Repeat the entire listing exactly.

Extracts from a graphics dataset:
________________________________________
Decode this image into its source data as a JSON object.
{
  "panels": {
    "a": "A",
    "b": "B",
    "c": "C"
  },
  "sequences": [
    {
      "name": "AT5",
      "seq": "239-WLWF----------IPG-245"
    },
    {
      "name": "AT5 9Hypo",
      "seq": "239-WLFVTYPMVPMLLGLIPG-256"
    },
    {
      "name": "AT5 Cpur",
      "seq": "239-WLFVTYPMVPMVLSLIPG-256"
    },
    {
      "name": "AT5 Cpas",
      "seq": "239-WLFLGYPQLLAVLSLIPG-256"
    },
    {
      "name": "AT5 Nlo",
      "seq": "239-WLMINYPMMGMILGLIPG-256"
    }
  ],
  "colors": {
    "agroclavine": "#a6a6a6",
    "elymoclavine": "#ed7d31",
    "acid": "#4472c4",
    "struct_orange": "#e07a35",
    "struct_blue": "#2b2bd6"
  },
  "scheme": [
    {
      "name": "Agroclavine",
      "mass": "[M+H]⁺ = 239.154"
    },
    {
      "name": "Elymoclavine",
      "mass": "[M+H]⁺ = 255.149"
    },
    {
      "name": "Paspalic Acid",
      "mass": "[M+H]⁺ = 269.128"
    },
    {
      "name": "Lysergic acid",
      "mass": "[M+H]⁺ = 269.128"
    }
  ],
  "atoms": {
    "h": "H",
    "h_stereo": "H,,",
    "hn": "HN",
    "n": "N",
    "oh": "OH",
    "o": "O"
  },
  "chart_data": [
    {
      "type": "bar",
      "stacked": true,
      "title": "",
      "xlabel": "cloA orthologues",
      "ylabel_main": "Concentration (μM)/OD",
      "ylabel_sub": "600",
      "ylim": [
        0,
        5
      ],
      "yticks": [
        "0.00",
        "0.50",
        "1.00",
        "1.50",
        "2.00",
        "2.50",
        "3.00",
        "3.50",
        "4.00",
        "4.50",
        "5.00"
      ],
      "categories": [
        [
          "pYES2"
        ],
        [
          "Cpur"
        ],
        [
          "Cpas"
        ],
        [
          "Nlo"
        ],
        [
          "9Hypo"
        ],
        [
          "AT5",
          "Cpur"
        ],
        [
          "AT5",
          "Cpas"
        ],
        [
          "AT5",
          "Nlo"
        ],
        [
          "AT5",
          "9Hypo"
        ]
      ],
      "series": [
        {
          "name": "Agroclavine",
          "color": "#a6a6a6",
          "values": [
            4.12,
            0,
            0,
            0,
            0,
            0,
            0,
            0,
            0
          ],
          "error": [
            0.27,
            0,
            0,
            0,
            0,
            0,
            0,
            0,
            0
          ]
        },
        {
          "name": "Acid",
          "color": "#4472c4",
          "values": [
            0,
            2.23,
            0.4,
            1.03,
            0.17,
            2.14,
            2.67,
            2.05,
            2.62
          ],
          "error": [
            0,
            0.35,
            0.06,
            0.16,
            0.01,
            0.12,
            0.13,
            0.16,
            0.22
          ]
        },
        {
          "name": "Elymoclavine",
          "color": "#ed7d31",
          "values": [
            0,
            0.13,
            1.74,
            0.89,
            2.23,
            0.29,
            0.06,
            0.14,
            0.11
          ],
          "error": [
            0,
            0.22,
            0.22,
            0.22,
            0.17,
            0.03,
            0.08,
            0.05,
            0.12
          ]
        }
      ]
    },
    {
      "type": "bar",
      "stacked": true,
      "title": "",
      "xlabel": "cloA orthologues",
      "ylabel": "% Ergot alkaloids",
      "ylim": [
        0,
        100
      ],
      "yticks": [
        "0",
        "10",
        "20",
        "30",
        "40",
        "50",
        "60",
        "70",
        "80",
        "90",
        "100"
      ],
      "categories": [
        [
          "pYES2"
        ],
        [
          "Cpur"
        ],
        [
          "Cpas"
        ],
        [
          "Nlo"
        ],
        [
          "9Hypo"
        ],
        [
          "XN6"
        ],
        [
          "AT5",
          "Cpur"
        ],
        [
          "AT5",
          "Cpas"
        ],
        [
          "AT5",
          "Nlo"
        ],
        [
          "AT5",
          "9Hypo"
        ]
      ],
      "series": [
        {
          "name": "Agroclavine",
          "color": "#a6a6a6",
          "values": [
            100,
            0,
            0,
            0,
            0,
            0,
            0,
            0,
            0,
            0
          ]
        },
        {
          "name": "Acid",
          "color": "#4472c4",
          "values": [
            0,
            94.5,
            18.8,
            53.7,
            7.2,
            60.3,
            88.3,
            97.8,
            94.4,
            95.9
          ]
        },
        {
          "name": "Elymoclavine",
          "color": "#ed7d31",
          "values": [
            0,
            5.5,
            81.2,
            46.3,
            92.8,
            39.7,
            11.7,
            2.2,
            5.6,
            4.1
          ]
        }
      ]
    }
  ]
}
________________________________________
Task output >>
Decode this image into its source data as a JSON object.
{
  "panels": {
    "a": "A",
    "b": "B",
    "c": "C"
  },
  "sequences": [
    {
      "name": "AT5",
      "seq": "239-WLWF----------IPG-245"
    },
    {
      "name": "AT5 9Hypo",
      "seq": "239-WLFVTYPMVPMLLGLIPG-256"
    },
    {
      "name": "AT5 Cpur",
      "seq": "239-WLFVTYPMVPMVLSLIPG-256"
    },
    {
      "name": "AT5 Cpas",
      "seq": "239-WLFLGYPQLLAVLSLIPG-256"
    },
    {
      "name": "AT5 Nlo",
      "seq": "239-WLMINYPMMGMILGLIPG-256"
    }
  ],
  "colors": {
    "agroclavine": "#a6a6a6",
    "elymoclavine": "#ed7d31",
    "acid": "#4472c4",
    "struct_orange": "#e07a35",
    "struct_blue": "#2b2bd6"
  },
  "scheme": [
    {
      "name": "Agroclavine",
      "mass": "[M+H]⁺ = 239.154"
    },
    {
      "name": "Elymoclavine",
      "mass": "[M+H]⁺ = 255.149"
    },
    {
      "name": "Paspalic Acid",
      "mass": "[M+H]⁺ = 269.128"
    },
    {
      "name": "Lysergic acid",
      "mass": "[M+H]⁺ = 269.128"
    }
  ],
  "atoms": {
    "h": "H",
    "h_stereo": "H,,",
    "hn": "HN",
    "n": "N",
    "oh": "OH",
    "o": "O"
  },
  "chart_data": [
    {
      "type": "bar",
      "stacked": true,
      "title": "",
      "xlabel": "cloA orthologues",
      "ylabel_main": "Concentration (μM)/OD",
      "ylabel_sub": "600",
      "ylim": [
        0,
        5
      ],
      "yticks": [
        "0.00",
        "0.50",
        "1.00",
        "1.50",
        "2.00",
        "2.50",
        "3.00",
        "3.50",
        "4.00",
        "4.50",
        "5.00"
      ],
      "categories": [
        [
          "pYES2"
        ],
        [
          "Cpur"
        ],
        [
          "Cpas"
        ],
        [
          "Nlo"
        ],
        [
          "9Hypo"
        ],
        [
          "AT5",
          "Cpur"
        ],
        [
          "AT5",
          "Cpas"
        ],
        [
          "AT5",
          "Nlo"
        ],
        [
          "AT5",
          "9Hypo"
        ]
      ],
      "series": [
        {
          "name": "Agroclavine",
          "color": "#a6a6a6",
          "values": [
            4.12,
            0,
            0,
            0,
            0,
            0,
            0,
            0,
            0
          ],
          "error": [
            0.27,
            0,
            0,
            0,
            0,
            0,
            0,
            0,
            0
          ]
        },
        {
          "name": "Acid",
          "color": "#4472c4",
          "values": [
            0,
            2.23,
            0.4,
            1.03,
            0.17,
            2.14,
            2.67,
            2.05,
            2.62
          ],
          "error": [
            0,
            0.35,
            0.06,
            0.16,
            0.01,
            0.12,
            0.13,
            0.16,
            0.22
          ]
        },
        {
          "name": "Elymoclavine",
          "color": "#ed7d31",
          "values": [
            0,
            0.13,
            1.74,
            0.89,
            2.23,
            0.29,
            0.06,
            0.14,
            0.11
          ],
          "error": [
            0,
            0.22,
            0.22,
            0.22,
            0.17,
            0.03,
            0.08,
            0.05,
            0.12
          ]
        }
      ]
    },
    {
      "type": "bar",
      "stacked": true,
      "title": "",
      "xlabel": "cloA orthologues",
      "ylabel": "% Ergot alkaloids",
      "ylim": [
        0,
        100
      ],
      "yticks": [
        "0",
        "10",
        "20",
        "30",
        "40",
        "50",
        "60",
        "70",
        "80",
        "90",
        "100"
      ],
      "categories": [
        [
          "pYES2"
        ],
        [
          "Cpur"
        ],
        [
          "Cpas"
        ],
        [
          "Nlo"
        ],
        [
          "9Hypo"
        ],
        [
          "XN6"
        ],
        [
          "AT5",
          "Cpur"
        ],
        [
          "AT5",
          "Cpas"
        ],
        [
          "AT5",
          "Nlo"
        ],
        [
          "AT5",
          "9Hypo"
        ]
      ],
      "series": [
        {
          "name": "Agroclavine",
          "color": "#a6a6a6",
          "values": [
            100,
            0,
            0,
            0,
            0,
            0,
            0,
            0,
            0,
            0
          ]
        },
        {
          "name": "Acid",
          "color": "#4472c4",
          "values": [
            0,
            94.5,
            18.8,
            53.7,
            7.2,
            60.3,
            88.3,
            97.8,
            94.4,
            95.9
          ]
        },
        {
          "name": "Elymoclavine",
          "color": "#ed7d31",
          "values": [
            0,
            5.5,
            81.2,
            46.3,
            92.8,
            39.7,
            11.7,
            2.2,
            5.6,
            4.1
          ]
        }
      ]
    }
  ]
}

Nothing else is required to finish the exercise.